• **PROVIDED RECORDS**
§

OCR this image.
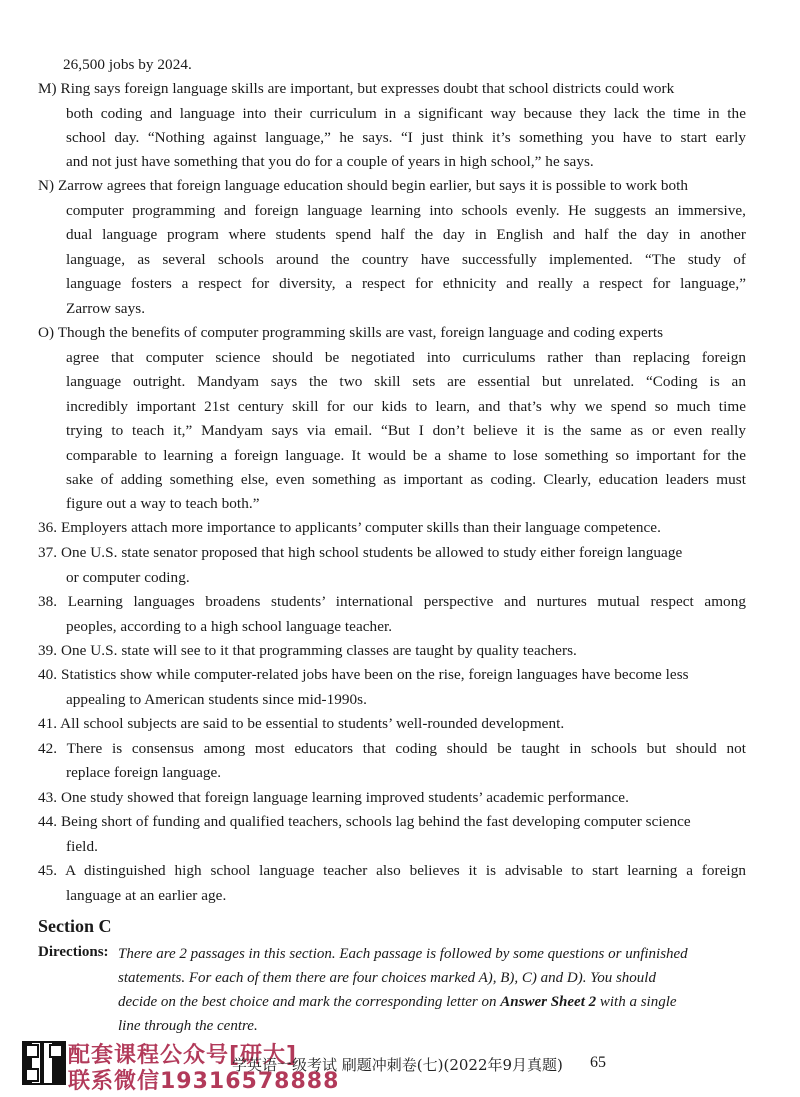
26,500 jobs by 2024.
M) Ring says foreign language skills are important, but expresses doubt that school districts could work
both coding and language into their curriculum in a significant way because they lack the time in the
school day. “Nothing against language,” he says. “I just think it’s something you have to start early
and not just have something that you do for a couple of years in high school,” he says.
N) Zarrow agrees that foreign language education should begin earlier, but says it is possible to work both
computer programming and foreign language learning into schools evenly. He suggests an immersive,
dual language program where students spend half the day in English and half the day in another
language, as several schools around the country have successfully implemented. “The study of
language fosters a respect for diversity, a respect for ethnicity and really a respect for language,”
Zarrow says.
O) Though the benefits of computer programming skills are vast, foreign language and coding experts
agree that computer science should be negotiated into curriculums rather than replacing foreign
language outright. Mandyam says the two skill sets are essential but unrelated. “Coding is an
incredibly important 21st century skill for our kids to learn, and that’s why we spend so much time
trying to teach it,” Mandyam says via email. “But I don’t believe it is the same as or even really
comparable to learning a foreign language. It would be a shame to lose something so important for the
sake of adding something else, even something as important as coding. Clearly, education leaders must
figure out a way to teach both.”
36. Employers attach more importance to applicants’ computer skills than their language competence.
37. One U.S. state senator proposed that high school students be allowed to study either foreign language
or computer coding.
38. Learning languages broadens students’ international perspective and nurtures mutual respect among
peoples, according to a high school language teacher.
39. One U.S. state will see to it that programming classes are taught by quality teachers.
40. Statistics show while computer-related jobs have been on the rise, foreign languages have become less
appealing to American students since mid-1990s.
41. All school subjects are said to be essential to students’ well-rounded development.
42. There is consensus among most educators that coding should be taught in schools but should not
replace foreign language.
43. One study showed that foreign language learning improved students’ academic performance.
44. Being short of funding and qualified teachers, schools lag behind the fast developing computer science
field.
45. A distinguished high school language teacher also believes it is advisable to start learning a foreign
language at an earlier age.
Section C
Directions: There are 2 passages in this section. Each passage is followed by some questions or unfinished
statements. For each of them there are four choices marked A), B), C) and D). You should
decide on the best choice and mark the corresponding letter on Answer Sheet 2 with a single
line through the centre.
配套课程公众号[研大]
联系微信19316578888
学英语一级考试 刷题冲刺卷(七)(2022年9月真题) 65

§

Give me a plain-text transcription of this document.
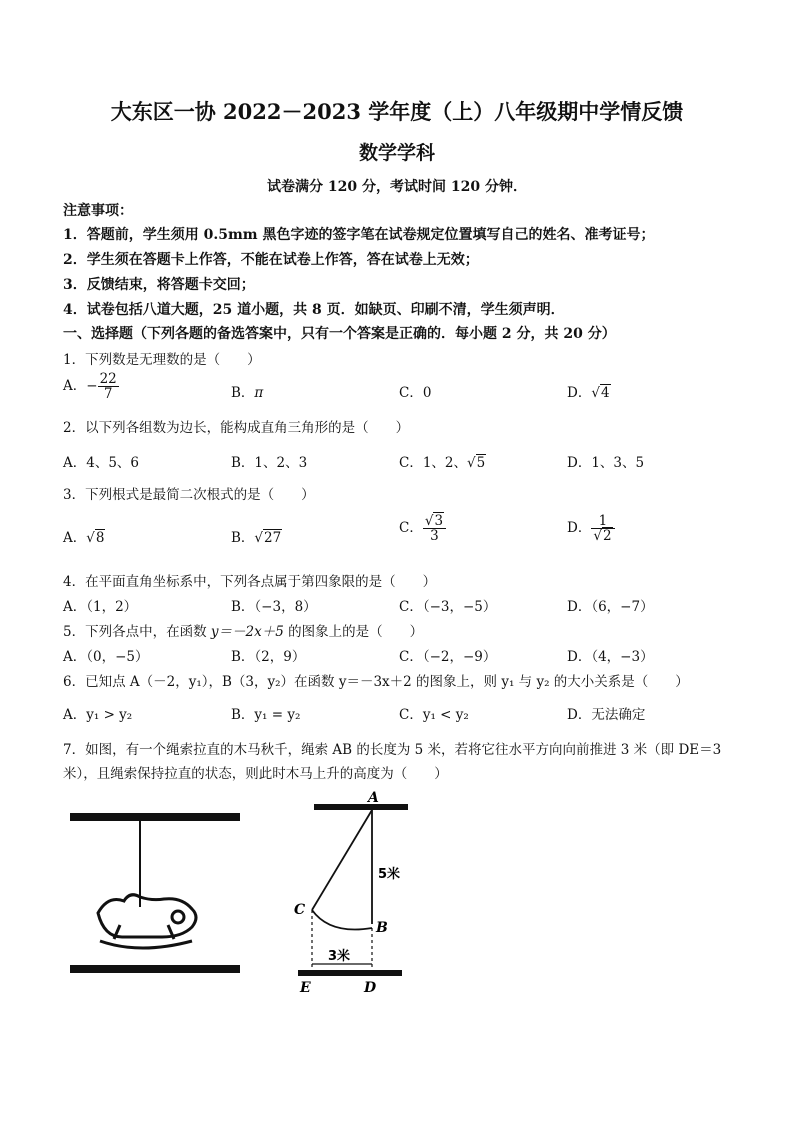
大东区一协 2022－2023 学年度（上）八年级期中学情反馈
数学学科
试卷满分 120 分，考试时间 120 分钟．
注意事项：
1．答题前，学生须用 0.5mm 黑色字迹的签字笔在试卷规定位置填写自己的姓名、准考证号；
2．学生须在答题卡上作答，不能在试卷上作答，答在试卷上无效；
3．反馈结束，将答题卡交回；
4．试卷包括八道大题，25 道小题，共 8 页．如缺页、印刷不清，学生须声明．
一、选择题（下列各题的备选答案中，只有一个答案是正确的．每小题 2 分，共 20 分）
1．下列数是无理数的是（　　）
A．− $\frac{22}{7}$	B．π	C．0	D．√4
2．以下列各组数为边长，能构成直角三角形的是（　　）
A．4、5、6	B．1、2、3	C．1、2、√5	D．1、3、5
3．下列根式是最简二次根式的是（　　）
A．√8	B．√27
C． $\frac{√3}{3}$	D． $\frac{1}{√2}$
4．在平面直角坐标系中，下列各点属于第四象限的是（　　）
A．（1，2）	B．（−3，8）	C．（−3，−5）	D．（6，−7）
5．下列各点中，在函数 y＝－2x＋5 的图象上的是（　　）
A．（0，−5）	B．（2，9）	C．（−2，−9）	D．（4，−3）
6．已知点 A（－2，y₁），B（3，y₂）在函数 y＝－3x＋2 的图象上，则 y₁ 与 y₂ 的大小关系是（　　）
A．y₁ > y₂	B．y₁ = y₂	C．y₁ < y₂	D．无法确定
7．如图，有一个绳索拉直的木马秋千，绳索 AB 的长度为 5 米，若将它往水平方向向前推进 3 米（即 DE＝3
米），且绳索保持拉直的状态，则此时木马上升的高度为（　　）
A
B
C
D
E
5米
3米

§

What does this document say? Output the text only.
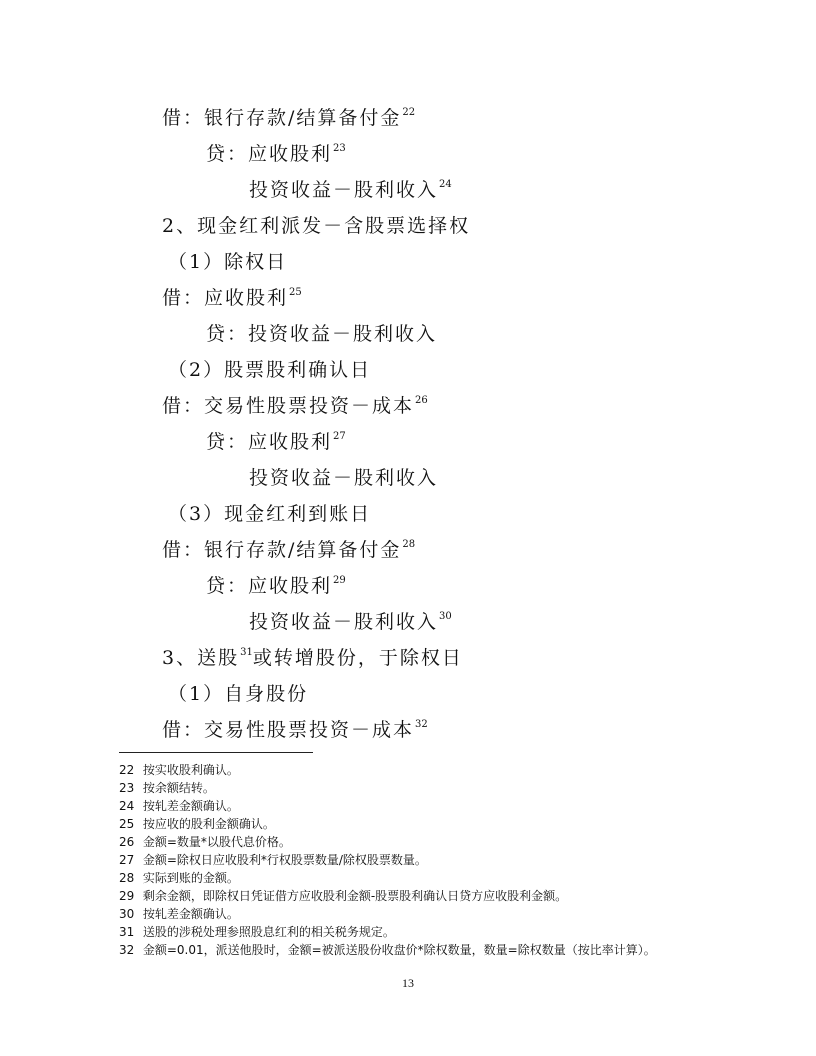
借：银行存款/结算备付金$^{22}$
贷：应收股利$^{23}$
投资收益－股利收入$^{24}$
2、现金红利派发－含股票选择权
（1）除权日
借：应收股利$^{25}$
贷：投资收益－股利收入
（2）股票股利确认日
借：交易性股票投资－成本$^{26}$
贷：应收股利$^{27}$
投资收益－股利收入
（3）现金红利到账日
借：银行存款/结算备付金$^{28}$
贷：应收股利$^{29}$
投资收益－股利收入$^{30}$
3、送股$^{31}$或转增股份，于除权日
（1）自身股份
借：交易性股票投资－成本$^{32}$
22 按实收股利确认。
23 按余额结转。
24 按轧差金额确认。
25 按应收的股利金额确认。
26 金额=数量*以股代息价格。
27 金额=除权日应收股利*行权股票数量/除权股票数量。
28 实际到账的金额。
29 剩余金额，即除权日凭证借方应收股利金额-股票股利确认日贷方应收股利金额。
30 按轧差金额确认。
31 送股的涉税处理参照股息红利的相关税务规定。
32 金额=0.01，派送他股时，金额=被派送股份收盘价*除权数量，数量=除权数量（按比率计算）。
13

§

• **THE EXERCISE**
Isolate the lines that hold the word "jobs" and copy all of them.

• **COMPLETE OUTPUT**
26,500 jobs by 2024.
40. Statistics show while computer-related jobs have been on the rise, foreign languages have become less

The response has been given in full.